WHAT THE TASK REQUIRES: Wherever a line holds the word "object", copy that line out.

----- SOURCE RECORDS

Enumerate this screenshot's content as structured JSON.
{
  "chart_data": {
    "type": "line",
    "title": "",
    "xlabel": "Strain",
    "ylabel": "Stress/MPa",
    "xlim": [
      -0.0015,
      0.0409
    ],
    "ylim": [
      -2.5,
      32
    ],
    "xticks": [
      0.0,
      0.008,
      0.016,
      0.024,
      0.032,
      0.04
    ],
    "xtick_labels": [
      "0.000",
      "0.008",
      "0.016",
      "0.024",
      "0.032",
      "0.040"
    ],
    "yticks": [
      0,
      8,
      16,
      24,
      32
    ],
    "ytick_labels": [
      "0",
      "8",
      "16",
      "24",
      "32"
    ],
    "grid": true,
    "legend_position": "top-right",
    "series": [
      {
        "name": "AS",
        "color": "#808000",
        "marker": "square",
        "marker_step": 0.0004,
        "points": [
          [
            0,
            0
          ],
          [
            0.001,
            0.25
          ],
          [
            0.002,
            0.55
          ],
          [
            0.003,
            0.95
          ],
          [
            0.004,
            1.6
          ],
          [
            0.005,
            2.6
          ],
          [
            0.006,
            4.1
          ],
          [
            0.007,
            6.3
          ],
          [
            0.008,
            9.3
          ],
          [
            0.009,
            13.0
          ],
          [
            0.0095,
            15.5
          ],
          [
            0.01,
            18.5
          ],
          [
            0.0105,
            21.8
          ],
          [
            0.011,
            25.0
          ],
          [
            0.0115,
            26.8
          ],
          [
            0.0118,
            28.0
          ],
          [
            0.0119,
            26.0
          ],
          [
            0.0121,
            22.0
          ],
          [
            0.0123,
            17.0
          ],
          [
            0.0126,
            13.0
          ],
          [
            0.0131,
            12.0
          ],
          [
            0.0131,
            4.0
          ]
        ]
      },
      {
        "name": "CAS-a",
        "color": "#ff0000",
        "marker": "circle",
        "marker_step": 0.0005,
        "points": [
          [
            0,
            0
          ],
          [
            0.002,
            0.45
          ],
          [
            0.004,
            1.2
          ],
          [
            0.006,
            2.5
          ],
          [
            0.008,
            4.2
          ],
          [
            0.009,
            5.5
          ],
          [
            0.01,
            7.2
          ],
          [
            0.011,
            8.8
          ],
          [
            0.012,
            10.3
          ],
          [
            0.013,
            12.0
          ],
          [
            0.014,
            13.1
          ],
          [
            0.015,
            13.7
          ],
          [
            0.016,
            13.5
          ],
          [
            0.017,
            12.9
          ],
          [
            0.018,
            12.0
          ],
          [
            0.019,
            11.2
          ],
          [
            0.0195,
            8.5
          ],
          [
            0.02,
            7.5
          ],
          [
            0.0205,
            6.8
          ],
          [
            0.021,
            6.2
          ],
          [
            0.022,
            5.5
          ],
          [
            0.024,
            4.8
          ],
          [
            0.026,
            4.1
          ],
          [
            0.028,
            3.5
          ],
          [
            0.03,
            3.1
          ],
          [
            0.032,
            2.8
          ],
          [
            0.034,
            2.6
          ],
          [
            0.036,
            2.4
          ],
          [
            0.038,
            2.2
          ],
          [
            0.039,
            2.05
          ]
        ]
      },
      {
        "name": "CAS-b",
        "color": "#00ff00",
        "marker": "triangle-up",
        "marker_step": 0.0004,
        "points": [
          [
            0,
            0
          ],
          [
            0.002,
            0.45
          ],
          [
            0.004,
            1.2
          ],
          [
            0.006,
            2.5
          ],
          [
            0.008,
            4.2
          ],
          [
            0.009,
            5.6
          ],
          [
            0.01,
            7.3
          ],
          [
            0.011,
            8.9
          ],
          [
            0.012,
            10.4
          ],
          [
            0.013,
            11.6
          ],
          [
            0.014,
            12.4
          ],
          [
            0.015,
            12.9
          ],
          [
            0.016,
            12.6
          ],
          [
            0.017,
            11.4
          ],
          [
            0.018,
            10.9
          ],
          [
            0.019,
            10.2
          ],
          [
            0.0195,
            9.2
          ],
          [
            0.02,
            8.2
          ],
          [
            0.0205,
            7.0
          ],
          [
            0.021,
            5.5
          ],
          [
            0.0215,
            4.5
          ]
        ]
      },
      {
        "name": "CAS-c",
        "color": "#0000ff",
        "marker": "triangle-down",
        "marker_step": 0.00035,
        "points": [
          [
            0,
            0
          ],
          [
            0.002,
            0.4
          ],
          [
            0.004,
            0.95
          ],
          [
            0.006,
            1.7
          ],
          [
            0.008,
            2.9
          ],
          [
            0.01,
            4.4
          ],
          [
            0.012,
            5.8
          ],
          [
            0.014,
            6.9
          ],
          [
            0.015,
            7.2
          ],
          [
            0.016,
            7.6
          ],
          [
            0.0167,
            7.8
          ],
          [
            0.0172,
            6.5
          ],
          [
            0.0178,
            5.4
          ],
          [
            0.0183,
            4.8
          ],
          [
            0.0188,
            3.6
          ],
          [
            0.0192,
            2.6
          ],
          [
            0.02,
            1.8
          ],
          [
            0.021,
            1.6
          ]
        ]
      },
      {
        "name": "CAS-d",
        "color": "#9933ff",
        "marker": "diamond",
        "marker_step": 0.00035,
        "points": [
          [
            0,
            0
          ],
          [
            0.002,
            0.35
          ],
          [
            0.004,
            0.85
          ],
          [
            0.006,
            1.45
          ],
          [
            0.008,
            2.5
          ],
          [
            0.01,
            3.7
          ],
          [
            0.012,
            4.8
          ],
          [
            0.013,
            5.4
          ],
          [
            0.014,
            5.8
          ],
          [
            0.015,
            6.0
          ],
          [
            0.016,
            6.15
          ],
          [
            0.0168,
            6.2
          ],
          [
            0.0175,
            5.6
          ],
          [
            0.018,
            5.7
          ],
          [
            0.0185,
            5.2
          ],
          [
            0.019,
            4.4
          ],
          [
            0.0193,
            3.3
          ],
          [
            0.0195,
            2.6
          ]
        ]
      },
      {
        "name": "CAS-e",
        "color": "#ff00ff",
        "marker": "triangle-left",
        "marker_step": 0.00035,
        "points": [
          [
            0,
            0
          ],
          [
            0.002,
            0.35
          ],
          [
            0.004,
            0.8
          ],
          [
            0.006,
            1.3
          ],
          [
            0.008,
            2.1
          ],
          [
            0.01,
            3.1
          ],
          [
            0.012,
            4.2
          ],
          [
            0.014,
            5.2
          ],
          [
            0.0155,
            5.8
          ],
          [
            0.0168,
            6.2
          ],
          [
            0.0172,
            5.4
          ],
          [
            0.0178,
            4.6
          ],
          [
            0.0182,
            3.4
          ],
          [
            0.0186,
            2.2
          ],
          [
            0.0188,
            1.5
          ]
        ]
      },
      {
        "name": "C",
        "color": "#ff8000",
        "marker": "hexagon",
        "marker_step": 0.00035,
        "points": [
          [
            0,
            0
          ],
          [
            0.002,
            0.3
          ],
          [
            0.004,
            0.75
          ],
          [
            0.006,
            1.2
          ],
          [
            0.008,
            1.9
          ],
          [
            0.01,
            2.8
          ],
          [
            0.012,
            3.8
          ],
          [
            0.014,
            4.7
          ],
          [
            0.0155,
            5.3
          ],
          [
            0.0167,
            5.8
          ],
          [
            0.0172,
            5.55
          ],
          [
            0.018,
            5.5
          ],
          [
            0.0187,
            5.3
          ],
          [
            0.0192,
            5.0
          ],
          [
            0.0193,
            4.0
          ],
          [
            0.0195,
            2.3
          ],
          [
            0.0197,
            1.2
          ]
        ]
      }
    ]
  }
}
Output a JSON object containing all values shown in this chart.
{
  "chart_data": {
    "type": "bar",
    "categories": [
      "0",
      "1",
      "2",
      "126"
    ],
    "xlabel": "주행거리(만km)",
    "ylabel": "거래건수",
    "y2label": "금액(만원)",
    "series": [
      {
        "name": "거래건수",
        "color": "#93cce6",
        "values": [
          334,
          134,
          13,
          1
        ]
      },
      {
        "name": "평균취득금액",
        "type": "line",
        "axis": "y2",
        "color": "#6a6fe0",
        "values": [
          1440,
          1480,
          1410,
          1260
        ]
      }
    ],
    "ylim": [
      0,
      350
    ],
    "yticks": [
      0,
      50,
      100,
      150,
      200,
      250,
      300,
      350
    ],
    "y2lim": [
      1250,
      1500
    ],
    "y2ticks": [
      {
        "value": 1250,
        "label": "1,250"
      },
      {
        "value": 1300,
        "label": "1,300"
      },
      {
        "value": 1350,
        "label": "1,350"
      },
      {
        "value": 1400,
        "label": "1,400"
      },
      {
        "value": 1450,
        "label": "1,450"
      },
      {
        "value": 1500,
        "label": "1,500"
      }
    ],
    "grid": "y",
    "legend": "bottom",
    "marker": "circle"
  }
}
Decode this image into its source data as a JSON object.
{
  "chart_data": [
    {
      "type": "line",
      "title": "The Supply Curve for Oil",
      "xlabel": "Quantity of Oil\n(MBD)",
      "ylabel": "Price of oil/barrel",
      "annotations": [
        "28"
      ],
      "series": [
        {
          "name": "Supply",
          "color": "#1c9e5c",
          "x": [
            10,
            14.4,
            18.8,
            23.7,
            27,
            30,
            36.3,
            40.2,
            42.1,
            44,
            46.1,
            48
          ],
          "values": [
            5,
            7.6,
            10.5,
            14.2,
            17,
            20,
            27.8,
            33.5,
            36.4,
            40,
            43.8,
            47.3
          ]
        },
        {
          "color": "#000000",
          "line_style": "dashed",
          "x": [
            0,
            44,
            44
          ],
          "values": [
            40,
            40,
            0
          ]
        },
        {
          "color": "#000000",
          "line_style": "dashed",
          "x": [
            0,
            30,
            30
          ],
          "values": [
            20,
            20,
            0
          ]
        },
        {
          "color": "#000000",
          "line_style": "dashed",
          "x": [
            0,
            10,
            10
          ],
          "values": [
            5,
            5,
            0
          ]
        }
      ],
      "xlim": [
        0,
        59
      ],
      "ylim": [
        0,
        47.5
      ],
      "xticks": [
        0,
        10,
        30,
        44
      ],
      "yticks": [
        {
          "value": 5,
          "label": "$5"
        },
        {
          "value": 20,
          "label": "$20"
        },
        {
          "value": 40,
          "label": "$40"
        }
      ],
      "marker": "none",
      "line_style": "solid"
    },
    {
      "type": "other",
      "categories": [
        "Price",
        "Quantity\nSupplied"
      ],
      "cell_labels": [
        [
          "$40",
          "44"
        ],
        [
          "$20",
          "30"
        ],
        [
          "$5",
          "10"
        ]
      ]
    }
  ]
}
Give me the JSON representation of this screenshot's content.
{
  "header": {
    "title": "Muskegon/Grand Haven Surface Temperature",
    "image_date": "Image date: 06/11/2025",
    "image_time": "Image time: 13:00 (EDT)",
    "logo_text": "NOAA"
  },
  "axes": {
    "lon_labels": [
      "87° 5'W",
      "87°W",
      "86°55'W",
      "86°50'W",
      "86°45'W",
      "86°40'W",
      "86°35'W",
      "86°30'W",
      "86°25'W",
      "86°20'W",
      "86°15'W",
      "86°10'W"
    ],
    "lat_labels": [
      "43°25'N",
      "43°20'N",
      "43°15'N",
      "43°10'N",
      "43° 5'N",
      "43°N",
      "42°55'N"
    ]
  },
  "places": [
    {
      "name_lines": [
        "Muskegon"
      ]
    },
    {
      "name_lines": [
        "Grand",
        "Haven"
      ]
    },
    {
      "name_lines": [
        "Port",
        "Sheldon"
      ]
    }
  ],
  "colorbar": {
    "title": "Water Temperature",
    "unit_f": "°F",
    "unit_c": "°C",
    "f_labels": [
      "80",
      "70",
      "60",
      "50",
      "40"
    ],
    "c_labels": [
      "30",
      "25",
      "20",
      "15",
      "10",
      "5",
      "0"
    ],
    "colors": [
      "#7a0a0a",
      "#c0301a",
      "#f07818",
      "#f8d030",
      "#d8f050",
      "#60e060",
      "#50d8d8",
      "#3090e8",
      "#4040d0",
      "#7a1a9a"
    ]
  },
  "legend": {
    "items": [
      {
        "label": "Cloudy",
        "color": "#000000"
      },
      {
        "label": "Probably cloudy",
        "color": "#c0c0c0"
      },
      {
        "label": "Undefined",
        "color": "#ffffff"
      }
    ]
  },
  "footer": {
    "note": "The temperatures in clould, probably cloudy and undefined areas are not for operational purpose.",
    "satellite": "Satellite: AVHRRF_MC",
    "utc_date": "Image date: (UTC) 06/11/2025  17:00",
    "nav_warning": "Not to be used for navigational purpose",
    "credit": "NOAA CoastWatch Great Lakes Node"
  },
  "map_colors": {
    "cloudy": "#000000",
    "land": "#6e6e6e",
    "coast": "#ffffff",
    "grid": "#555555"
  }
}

----------

WRITTEN ANSWER:
Output a JSON object containing all values shown in this chart.
Decode this image into its source data as a JSON object.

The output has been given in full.